Records to use:
** Begin **

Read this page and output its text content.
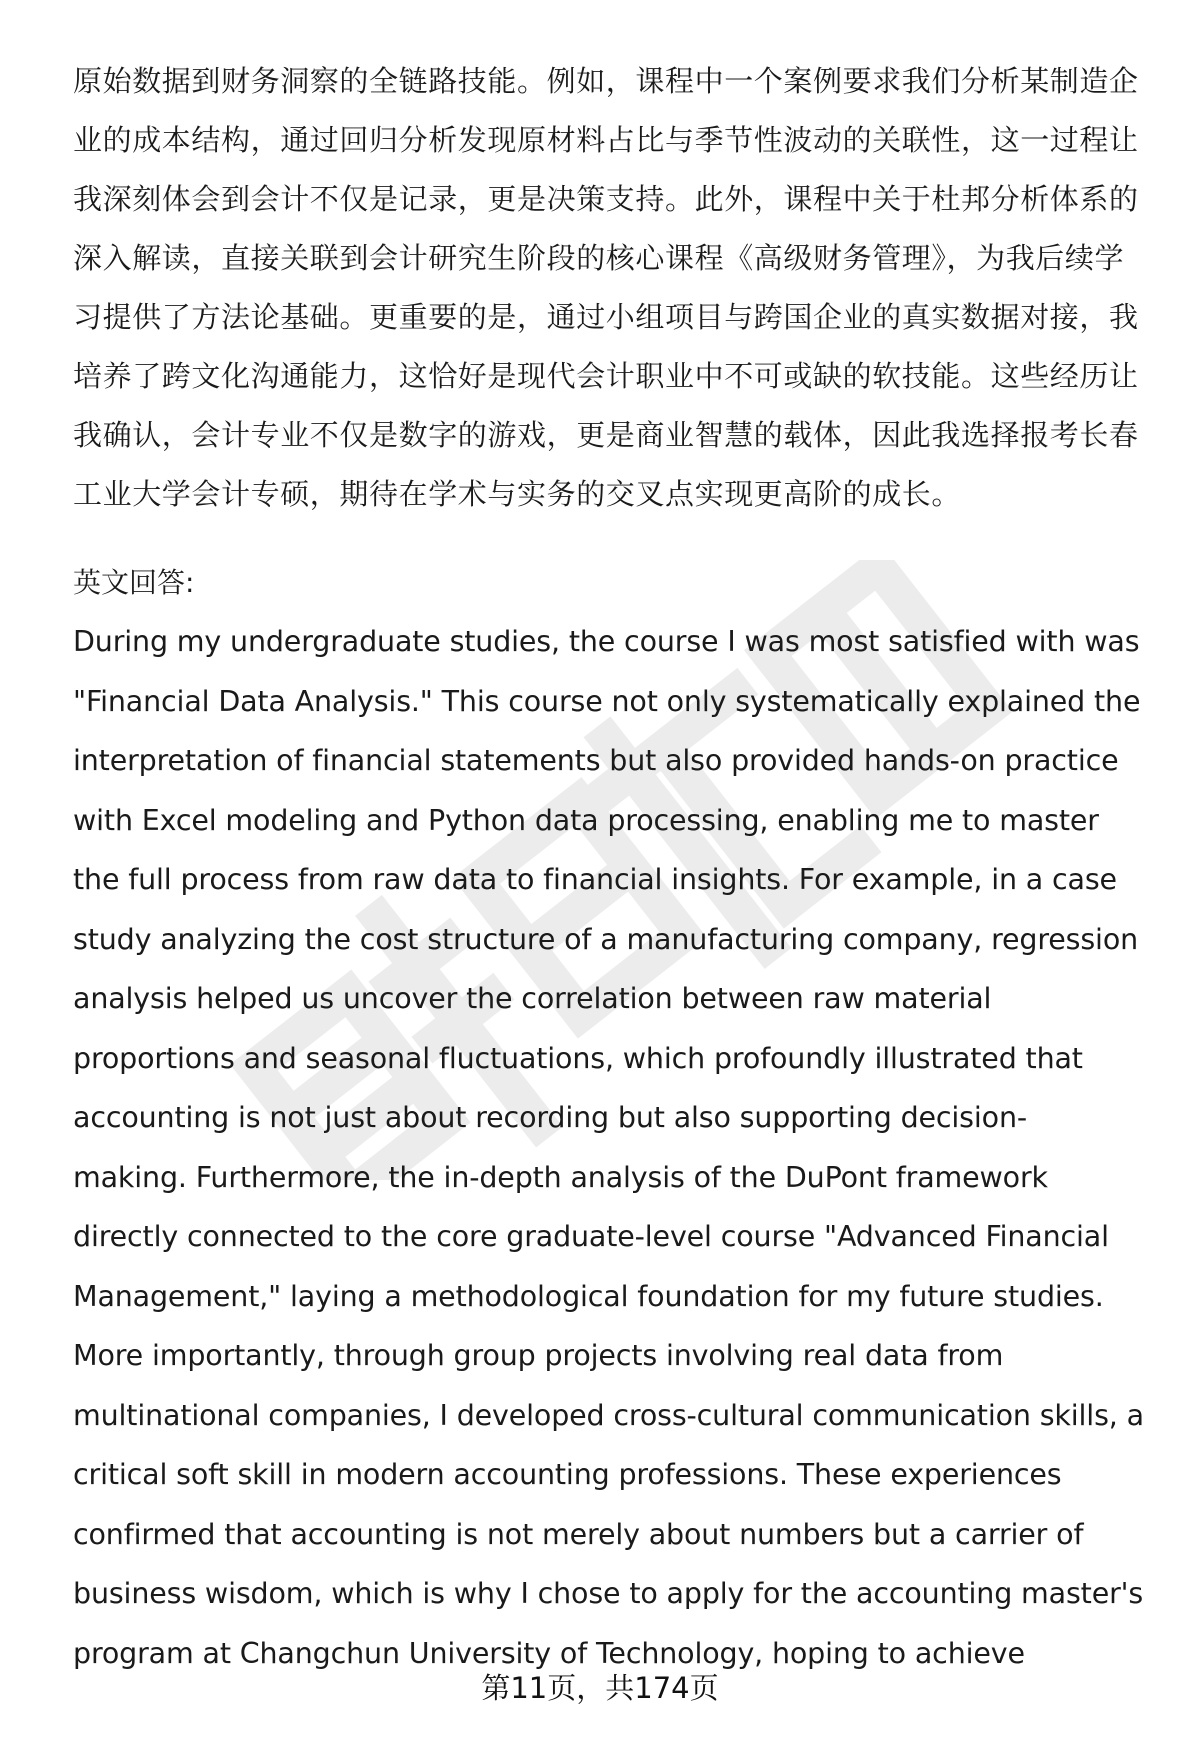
原始数据到财务洞察的全链路技能。例如，课程中一个案例要求我们分析某制造企
业的成本结构，通过回归分析发现原材料占比与季节性波动的关联性，这一过程让
我深刻体会到会计不仅是记录，更是决策支持。此外，课程中关于杜邦分析体系的
深入解读，直接关联到会计研究生阶段的核心课程《高级财务管理》，为我后续学
习提供了方法论基础。更重要的是，通过小组项目与跨国企业的真实数据对接，我
培养了跨文化沟通能力，这恰好是现代会计职业中不可或缺的软技能。这些经历让
我确认，会计专业不仅是数字的游戏，更是商业智慧的载体，因此我选择报考长春
工业大学会计专硕，期待在学术与实务的交叉点实现更高阶的成长。
英文回答:
During my undergraduate studies, the course I was most satisfied with was
"Financial Data Analysis." This course not only systematically explained the
interpretation of financial statements but also provided hands-on practice
with Excel modeling and Python data processing, enabling me to master
the full process from raw data to financial insights. For example, in a case
study analyzing the cost structure of a manufacturing company, regression
analysis helped us uncover the correlation between raw material
proportions and seasonal fluctuations, which profoundly illustrated that
accounting is not just about recording but also supporting decision-
making. Furthermore, the in-depth analysis of the DuPont framework
directly connected to the core graduate-level course "Advanced Financial
Management," laying a methodological foundation for my future studies.
More importantly, through group projects involving real data from
multinational companies, I developed cross-cultural communication skills, a
critical soft skill in modern accounting professions. These experiences
confirmed that accounting is not merely about numbers but a carrier of
business wisdom, which is why I chose to apply for the accounting master's
program at Changchun University of Technology, hoping to achieve
第11页，共174页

** End **

Problem to work on:
Show every line in the records above that contains the word "studies".

Exercise answer:
During my undergraduate studies, the course I was most satisfied with was
Management," laying a methodological foundation for my future studies.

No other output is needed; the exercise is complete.